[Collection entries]
━━━━━━━━━━━━━━━━

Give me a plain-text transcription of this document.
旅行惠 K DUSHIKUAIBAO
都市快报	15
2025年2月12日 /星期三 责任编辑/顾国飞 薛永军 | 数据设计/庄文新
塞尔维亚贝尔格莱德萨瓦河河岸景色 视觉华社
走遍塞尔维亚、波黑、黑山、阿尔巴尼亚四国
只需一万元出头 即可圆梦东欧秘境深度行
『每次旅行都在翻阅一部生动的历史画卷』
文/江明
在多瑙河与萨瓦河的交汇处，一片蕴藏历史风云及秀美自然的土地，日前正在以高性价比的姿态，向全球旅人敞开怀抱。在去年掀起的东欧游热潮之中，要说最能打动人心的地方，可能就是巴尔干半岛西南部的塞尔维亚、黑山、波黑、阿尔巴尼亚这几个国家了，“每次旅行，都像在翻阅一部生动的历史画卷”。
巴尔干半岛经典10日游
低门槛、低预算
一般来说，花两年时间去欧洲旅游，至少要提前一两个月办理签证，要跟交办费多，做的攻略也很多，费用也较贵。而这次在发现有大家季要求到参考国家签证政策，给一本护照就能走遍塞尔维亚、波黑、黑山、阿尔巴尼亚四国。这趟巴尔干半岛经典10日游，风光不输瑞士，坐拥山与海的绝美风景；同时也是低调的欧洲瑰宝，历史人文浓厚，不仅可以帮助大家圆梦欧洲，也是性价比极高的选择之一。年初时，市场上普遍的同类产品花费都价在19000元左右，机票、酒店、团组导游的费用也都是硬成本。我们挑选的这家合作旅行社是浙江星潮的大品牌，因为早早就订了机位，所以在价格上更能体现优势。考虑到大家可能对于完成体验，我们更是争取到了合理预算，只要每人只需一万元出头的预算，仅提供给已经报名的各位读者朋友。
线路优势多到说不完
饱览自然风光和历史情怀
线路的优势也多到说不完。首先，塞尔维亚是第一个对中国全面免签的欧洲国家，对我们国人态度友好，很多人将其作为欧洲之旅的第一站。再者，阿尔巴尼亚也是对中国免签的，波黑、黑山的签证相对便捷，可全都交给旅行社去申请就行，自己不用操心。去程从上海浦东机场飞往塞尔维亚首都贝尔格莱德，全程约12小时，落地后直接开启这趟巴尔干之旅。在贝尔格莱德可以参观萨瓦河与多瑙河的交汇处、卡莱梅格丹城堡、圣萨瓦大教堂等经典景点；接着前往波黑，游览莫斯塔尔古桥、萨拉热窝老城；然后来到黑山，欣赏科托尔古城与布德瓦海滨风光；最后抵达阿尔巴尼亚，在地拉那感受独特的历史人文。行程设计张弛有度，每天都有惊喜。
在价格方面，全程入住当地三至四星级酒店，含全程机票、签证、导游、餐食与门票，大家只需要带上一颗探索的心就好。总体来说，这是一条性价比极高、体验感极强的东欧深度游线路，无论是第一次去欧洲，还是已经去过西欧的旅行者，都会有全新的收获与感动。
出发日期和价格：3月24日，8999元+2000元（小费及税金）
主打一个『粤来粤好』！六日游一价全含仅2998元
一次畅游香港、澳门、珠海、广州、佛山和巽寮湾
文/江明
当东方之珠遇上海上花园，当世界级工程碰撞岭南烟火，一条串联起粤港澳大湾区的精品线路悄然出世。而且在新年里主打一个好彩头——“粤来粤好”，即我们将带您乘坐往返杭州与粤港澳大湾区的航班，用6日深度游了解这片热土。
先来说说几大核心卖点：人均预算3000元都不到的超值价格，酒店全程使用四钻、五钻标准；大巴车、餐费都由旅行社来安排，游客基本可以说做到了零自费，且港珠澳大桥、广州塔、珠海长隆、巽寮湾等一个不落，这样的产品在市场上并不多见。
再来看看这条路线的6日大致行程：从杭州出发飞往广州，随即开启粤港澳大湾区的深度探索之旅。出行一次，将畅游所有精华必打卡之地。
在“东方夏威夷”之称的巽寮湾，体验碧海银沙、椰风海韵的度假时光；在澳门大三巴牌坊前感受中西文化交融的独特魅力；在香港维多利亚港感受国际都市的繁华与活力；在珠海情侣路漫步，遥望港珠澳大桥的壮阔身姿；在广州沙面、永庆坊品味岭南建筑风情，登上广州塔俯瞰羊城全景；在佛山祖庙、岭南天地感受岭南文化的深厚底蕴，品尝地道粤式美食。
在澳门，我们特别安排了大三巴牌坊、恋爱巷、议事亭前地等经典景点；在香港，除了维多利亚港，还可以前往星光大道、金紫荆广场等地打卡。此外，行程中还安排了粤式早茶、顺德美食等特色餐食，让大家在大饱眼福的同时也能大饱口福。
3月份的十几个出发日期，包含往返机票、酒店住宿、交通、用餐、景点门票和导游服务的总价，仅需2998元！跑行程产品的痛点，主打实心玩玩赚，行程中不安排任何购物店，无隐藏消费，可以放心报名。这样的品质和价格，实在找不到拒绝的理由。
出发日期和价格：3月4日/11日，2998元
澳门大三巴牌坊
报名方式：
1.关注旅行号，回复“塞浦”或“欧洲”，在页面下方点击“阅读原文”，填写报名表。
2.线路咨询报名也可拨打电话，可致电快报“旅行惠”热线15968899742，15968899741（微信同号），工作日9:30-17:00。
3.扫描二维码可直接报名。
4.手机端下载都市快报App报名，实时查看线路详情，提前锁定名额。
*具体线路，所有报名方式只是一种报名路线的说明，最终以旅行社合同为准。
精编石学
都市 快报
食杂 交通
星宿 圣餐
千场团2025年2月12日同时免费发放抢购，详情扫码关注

━━━━━━━━━━━━━━━━

AIM OF THE EXERCISE: Transcribe all lines as written.

RESULT FOR THIS EXERCISE:
Give me a plain-text transcription of this document.
旅行惠 K DUSHIKUAIBAO
都市快报	15
2025年2月12日 /星期三 责任编辑/顾国飞 薛永军 | 数据设计/庄文新
塞尔维亚贝尔格莱德萨瓦河河岸景色 视觉华社
走遍塞尔维亚、波黑、黑山、阿尔巴尼亚四国
只需一万元出头 即可圆梦东欧秘境深度行
『每次旅行都在翻阅一部生动的历史画卷』
文/江明
在多瑙河与萨瓦河的交汇处，一片蕴藏历史风云及秀美自然的土地，日前正在以高性价比的姿态，向全球旅人敞开怀抱。在去年掀起的东欧游热潮之中，要说最能打动人心的地方，可能就是巴尔干半岛西南部的塞尔维亚、黑山、波黑、阿尔巴尼亚这几个国家了，“每次旅行，都像在翻阅一部生动的历史画卷”。
巴尔干半岛经典10日游
低门槛、低预算
一般来说，花两年时间去欧洲旅游，至少要提前一两个月办理签证，要跟交办费多，做的攻略也很多，费用也较贵。而这次在发现有大家季要求到参考国家签证政策，给一本护照就能走遍塞尔维亚、波黑、黑山、阿尔巴尼亚四国。这趟巴尔干半岛经典10日游，风光不输瑞士，坐拥山与海的绝美风景；同时也是低调的欧洲瑰宝，历史人文浓厚，不仅可以帮助大家圆梦欧洲，也是性价比极高的选择之一。年初时，市场上普遍的同类产品花费都价在19000元左右，机票、酒店、团组导游的费用也都是硬成本。我们挑选的这家合作旅行社是浙江星潮的大品牌，因为早早就订了机位，所以在价格上更能体现优势。考虑到大家可能对于完成体验，我们更是争取到了合理预算，只要每人只需一万元出头的预算，仅提供给已经报名的各位读者朋友。
线路优势多到说不完
饱览自然风光和历史情怀
线路的优势也多到说不完。首先，塞尔维亚是第一个对中国全面免签的欧洲国家，对我们国人态度友好，很多人将其作为欧洲之旅的第一站。再者，阿尔巴尼亚也是对中国免签的，波黑、黑山的签证相对便捷，可全都交给旅行社去申请就行，自己不用操心。去程从上海浦东机场飞往塞尔维亚首都贝尔格莱德，全程约12小时，落地后直接开启这趟巴尔干之旅。在贝尔格莱德可以参观萨瓦河与多瑙河的交汇处、卡莱梅格丹城堡、圣萨瓦大教堂等经典景点；接着前往波黑，游览莫斯塔尔古桥、萨拉热窝老城；然后来到黑山，欣赏科托尔古城与布德瓦海滨风光；最后抵达阿尔巴尼亚，在地拉那感受独特的历史人文。行程设计张弛有度，每天都有惊喜。
在价格方面，全程入住当地三至四星级酒店，含全程机票、签证、导游、餐食与门票，大家只需要带上一颗探索的心就好。总体来说，这是一条性价比极高、体验感极强的东欧深度游线路，无论是第一次去欧洲，还是已经去过西欧的旅行者，都会有全新的收获与感动。
出发日期和价格：3月24日，8999元+2000元（小费及税金）
主打一个『粤来粤好』！六日游一价全含仅2998元
一次畅游香港、澳门、珠海、广州、佛山和巽寮湾
文/江明
当东方之珠遇上海上花园，当世界级工程碰撞岭南烟火，一条串联起粤港澳大湾区的精品线路悄然出世。而且在新年里主打一个好彩头——“粤来粤好”，即我们将带您乘坐往返杭州与粤港澳大湾区的航班，用6日深度游了解这片热土。
先来说说几大核心卖点：人均预算3000元都不到的超值价格，酒店全程使用四钻、五钻标准；大巴车、餐费都由旅行社来安排，游客基本可以说做到了零自费，且港珠澳大桥、广州塔、珠海长隆、巽寮湾等一个不落，这样的产品在市场上并不多见。
再来看看这条路线的6日大致行程：从杭州出发飞往广州，随即开启粤港澳大湾区的深度探索之旅。出行一次，将畅游所有精华必打卡之地。
在“东方夏威夷”之称的巽寮湾，体验碧海银沙、椰风海韵的度假时光；在澳门大三巴牌坊前感受中西文化交融的独特魅力；在香港维多利亚港感受国际都市的繁华与活力；在珠海情侣路漫步，遥望港珠澳大桥的壮阔身姿；在广州沙面、永庆坊品味岭南建筑风情，登上广州塔俯瞰羊城全景；在佛山祖庙、岭南天地感受岭南文化的深厚底蕴，品尝地道粤式美食。
在澳门，我们特别安排了大三巴牌坊、恋爱巷、议事亭前地等经典景点；在香港，除了维多利亚港，还可以前往星光大道、金紫荆广场等地打卡。此外，行程中还安排了粤式早茶、顺德美食等特色餐食，让大家在大饱眼福的同时也能大饱口福。
3月份的十几个出发日期，包含往返机票、酒店住宿、交通、用餐、景点门票和导游服务的总价，仅需2998元！跑行程产品的痛点，主打实心玩玩赚，行程中不安排任何购物店，无隐藏消费，可以放心报名。这样的品质和价格，实在找不到拒绝的理由。
出发日期和价格：3月4日/11日，2998元
澳门大三巴牌坊
报名方式：
1.关注旅行号，回复“塞浦”或“欧洲”，在页面下方点击“阅读原文”，填写报名表。
2.线路咨询报名也可拨打电话，可致电快报“旅行惠”热线15968899742，15968899741（微信同号），工作日9:30-17:00。
3.扫描二维码可直接报名。
4.手机端下载都市快报App报名，实时查看线路详情，提前锁定名额。
*具体线路，所有报名方式只是一种报名路线的说明，最终以旅行社合同为准。
精编石学
都市 快报
食杂 交通
星宿 圣餐
千场团2025年2月12日同时免费发放抢购，详情扫码关注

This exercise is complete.